:: SET TASK ::
Determine which lines contain the word "Investigating", then copy those lines.

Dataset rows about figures
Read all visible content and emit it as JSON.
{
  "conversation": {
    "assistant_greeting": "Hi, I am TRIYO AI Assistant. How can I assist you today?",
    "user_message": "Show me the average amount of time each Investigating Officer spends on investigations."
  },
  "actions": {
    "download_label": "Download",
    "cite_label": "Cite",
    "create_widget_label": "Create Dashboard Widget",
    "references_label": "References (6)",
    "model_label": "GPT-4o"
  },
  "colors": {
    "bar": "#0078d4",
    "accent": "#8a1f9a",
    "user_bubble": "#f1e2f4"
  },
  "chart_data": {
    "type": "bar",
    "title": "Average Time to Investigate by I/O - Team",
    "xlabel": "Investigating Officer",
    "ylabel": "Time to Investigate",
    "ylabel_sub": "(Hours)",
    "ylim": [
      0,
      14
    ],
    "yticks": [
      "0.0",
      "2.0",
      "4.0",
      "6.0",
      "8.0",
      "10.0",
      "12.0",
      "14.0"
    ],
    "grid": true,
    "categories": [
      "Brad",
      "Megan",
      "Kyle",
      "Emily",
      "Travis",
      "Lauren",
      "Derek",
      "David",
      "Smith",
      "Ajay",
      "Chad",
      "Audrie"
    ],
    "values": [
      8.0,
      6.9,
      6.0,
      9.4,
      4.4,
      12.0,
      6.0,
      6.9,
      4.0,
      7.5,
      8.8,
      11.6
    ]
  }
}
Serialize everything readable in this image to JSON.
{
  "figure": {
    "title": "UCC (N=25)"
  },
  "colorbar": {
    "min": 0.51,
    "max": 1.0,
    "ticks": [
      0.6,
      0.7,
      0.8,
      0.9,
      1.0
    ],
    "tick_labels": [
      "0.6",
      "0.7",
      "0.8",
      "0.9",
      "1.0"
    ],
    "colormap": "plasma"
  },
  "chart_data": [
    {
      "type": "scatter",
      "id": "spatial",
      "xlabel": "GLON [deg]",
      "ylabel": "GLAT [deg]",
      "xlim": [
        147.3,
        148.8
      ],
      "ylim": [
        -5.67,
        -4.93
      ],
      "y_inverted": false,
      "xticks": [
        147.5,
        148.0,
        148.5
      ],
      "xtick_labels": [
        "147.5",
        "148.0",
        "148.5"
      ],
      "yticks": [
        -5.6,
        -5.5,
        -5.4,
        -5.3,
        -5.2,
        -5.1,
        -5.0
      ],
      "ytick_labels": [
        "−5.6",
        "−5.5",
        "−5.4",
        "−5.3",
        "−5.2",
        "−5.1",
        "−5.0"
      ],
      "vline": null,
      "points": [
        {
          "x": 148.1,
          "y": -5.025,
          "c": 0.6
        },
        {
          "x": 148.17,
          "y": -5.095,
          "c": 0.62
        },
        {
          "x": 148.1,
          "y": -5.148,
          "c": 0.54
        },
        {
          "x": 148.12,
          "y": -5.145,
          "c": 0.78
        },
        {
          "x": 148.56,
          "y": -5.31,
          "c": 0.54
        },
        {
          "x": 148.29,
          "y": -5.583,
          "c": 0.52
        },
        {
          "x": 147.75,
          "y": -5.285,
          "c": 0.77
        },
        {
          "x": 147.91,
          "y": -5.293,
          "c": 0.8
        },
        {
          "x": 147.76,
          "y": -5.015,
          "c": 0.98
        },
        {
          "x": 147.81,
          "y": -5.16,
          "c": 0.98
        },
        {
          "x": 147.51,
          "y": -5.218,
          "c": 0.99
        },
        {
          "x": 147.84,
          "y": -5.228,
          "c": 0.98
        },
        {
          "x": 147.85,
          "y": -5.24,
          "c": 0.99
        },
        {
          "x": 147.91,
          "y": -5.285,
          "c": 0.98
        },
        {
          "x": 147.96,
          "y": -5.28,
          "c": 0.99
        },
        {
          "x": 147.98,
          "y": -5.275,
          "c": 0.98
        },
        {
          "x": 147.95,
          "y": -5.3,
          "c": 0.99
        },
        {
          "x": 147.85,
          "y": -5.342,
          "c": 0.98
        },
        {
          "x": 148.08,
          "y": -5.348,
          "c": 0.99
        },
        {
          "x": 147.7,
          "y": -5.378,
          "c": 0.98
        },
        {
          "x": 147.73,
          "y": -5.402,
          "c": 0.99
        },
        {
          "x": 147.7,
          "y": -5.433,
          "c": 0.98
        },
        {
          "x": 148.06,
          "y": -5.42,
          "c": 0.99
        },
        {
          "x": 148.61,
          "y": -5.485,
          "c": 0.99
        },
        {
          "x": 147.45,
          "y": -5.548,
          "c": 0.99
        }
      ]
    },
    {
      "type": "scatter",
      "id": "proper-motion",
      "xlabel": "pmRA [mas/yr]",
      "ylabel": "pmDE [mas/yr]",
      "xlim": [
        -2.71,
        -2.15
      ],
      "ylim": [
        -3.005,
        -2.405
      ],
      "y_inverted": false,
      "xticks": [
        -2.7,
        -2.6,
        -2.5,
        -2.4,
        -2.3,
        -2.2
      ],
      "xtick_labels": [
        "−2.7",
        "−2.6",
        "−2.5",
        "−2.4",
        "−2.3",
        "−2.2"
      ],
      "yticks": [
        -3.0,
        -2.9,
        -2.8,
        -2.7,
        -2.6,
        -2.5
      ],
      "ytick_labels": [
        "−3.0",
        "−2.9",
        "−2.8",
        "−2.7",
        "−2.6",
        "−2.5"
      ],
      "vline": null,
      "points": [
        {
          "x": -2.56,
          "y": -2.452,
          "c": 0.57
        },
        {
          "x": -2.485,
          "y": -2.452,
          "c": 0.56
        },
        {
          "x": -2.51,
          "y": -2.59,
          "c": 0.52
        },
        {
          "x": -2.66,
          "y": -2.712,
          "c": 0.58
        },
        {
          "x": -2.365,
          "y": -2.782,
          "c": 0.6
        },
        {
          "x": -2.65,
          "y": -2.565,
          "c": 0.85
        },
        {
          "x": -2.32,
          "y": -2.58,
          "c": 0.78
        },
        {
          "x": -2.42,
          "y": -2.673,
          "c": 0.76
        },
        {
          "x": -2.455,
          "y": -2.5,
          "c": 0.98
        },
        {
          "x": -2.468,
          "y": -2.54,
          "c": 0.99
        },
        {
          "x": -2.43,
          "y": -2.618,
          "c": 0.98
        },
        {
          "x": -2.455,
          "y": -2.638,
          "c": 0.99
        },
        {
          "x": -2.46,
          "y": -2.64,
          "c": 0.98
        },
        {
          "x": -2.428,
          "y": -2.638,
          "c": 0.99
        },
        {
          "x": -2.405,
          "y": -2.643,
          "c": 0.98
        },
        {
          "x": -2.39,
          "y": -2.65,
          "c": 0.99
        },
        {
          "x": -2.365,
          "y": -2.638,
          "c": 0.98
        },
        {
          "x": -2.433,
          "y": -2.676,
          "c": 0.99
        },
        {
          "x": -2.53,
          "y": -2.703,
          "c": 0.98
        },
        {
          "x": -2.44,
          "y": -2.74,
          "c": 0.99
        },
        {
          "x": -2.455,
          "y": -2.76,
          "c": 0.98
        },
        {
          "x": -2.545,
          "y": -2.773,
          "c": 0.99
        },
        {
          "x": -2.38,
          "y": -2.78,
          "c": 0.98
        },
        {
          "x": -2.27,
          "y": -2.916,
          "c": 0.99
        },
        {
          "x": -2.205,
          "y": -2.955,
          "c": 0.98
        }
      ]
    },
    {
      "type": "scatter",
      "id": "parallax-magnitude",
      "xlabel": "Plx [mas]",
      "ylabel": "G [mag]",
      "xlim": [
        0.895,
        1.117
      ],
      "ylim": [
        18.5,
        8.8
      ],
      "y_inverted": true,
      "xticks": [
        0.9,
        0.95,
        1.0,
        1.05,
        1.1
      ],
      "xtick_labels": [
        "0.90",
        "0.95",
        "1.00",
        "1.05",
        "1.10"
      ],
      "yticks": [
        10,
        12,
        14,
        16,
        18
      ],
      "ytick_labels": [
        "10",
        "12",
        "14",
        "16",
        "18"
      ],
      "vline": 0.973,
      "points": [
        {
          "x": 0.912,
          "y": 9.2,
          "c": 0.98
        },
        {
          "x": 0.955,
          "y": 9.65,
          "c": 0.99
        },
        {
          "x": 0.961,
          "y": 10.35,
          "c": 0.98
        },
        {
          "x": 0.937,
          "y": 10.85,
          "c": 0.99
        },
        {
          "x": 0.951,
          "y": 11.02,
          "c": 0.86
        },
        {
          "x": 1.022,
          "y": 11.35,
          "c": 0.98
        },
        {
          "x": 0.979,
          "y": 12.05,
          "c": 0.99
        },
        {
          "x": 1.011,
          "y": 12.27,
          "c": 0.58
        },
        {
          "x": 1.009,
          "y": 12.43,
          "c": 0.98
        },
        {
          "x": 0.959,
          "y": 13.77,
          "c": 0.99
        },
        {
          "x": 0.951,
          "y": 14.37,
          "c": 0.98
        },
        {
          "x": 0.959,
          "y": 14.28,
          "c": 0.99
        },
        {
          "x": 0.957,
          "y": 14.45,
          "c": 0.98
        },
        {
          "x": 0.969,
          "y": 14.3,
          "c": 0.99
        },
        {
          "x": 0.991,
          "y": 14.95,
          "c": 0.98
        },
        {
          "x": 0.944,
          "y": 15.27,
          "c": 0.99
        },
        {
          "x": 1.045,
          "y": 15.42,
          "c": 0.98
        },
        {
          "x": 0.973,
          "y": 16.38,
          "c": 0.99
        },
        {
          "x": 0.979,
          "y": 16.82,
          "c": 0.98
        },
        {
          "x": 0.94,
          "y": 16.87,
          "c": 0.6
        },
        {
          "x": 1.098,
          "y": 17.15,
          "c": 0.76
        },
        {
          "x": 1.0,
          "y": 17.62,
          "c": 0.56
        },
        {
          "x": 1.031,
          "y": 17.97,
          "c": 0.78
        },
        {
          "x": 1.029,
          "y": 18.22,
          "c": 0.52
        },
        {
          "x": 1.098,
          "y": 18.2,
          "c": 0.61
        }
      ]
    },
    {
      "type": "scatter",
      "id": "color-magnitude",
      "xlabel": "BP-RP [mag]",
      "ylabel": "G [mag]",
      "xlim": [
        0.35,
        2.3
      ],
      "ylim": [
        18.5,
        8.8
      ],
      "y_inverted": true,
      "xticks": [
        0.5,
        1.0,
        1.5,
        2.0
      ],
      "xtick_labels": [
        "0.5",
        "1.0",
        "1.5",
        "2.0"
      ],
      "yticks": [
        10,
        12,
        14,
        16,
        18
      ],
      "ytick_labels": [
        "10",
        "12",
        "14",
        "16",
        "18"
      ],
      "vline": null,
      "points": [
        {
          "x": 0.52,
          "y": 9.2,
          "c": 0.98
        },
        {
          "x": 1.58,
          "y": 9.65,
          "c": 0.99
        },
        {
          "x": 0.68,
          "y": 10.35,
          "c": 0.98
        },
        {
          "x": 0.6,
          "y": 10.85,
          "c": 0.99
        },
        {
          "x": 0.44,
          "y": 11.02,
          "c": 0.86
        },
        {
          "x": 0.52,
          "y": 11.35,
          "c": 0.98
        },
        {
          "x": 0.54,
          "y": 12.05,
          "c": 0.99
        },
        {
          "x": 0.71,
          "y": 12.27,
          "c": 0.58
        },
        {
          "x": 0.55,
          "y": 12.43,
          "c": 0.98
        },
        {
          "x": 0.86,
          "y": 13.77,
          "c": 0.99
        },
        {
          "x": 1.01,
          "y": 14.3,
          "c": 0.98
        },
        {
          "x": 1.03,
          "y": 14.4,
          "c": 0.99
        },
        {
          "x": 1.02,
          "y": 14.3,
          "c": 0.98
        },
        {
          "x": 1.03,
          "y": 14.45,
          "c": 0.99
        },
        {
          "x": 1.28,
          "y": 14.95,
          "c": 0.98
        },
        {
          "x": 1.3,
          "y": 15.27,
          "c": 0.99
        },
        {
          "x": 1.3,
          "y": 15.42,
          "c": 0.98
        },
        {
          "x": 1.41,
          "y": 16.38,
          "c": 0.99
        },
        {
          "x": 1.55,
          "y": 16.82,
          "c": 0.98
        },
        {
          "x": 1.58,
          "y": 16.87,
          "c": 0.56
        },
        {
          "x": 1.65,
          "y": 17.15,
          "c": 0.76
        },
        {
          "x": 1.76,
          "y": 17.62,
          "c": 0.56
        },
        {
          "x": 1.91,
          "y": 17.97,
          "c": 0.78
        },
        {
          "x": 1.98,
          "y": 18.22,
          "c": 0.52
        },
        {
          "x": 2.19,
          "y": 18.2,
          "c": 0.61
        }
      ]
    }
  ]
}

:: EXERCISE SOLUTION ::
    "user_message": "Show me the average amount of time each Investigating Officer spends on investigations."
    "xlabel": "Investigating Officer",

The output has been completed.